Start

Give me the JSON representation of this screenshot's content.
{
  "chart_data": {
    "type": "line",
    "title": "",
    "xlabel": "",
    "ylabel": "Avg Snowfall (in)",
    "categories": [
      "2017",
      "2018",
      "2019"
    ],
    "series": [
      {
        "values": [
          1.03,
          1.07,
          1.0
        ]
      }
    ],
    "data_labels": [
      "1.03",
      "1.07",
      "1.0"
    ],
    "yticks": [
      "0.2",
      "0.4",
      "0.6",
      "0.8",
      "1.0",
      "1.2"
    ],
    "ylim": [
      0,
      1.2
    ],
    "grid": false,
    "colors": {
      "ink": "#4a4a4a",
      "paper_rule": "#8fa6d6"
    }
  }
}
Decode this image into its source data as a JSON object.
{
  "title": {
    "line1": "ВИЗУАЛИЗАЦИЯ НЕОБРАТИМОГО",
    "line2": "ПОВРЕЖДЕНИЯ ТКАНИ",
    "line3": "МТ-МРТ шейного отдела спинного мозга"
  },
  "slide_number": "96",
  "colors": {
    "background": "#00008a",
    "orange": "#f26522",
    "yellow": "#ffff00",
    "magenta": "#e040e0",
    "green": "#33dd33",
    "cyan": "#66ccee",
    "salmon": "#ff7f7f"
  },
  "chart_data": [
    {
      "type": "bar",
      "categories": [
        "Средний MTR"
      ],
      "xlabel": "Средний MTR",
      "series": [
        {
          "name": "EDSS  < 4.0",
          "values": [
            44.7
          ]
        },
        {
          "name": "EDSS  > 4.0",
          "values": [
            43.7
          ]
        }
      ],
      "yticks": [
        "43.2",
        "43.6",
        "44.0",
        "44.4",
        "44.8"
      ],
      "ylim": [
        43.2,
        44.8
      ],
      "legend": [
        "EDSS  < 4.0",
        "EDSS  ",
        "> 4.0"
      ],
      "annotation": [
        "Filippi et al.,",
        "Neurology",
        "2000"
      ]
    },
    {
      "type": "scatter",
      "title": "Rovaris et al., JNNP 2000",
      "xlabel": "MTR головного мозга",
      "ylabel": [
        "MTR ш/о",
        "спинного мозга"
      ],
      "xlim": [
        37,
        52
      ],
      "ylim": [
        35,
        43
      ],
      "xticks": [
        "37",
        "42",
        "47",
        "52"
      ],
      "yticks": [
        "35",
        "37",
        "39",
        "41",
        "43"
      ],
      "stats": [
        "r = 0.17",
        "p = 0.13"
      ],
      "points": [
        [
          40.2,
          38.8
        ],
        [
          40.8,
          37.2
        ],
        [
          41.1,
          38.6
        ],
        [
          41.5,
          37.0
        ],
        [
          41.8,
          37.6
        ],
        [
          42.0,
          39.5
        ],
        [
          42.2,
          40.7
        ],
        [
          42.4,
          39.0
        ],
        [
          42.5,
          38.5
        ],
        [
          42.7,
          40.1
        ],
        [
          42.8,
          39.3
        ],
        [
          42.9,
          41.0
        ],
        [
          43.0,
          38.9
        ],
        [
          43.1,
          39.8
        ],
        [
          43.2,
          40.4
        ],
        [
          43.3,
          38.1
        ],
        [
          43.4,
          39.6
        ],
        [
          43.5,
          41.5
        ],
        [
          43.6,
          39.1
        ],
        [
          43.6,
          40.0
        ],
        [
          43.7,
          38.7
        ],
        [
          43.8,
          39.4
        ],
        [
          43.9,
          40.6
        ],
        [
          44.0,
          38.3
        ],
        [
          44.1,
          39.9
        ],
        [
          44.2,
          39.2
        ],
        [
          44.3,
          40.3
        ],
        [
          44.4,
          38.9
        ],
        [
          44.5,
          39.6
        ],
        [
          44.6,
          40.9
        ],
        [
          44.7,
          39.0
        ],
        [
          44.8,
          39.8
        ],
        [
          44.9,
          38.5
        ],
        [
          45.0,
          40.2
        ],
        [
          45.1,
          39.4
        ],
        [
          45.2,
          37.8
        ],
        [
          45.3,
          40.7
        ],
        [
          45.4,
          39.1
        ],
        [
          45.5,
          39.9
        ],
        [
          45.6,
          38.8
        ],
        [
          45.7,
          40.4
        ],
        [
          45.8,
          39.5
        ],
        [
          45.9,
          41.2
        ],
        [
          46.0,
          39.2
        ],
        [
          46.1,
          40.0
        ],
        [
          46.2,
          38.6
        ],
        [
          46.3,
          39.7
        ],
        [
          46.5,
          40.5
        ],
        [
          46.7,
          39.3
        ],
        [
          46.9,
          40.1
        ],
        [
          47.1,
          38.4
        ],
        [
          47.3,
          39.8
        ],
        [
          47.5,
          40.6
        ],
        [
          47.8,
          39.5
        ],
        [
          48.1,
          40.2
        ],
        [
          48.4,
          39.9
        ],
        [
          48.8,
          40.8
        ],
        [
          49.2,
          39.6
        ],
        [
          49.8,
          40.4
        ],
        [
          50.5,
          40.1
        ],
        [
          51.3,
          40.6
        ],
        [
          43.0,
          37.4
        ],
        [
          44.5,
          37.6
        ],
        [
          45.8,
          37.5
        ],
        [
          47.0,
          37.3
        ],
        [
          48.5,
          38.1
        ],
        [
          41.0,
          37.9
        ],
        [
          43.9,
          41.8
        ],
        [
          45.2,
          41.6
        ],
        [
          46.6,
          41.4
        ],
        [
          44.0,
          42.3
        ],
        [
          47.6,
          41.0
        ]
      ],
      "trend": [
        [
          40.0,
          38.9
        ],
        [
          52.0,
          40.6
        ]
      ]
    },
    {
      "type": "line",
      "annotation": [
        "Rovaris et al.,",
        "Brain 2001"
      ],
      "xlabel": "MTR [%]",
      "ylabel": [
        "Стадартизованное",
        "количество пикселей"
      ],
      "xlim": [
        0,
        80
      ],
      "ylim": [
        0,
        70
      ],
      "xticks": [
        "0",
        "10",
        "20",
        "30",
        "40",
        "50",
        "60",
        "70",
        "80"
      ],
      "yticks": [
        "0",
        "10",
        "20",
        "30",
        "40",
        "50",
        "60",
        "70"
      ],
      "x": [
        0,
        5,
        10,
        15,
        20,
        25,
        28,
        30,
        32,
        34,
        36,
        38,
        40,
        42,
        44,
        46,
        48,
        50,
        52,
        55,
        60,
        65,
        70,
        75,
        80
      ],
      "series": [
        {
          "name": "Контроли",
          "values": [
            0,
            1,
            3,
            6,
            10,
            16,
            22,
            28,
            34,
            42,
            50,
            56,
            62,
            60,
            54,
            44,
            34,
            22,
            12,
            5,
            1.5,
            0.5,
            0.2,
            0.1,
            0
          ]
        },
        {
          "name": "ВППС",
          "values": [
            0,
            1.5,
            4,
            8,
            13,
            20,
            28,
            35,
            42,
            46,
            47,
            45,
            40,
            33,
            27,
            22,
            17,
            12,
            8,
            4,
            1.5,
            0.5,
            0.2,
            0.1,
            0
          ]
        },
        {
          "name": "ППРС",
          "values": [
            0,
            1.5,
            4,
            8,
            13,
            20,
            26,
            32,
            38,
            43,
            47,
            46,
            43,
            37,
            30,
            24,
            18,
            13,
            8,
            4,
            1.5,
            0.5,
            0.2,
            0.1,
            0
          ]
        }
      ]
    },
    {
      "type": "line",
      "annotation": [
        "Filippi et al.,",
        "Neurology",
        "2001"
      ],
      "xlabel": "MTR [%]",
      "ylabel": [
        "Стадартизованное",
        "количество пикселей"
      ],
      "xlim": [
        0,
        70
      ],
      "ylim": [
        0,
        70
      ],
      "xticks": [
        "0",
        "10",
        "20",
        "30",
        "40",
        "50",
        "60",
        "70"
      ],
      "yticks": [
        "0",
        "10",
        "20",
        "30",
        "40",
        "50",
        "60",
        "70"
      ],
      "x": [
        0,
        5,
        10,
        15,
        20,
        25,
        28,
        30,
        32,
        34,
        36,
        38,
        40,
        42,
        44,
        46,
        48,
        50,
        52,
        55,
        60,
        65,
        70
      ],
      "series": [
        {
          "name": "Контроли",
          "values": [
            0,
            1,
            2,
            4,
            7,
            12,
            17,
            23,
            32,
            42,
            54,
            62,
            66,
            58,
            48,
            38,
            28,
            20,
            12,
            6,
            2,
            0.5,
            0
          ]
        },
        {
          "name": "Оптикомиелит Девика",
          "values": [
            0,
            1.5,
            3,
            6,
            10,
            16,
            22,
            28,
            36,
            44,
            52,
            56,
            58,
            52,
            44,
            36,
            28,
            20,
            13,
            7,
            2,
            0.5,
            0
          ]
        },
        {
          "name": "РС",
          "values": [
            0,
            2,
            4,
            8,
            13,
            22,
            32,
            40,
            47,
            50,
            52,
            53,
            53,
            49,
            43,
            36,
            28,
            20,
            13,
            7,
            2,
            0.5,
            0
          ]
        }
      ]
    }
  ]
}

End

* **Objective**: From the listing above, find the number of lines with the word "this" in them. Answer with the number only.

* **Exercise response**: 2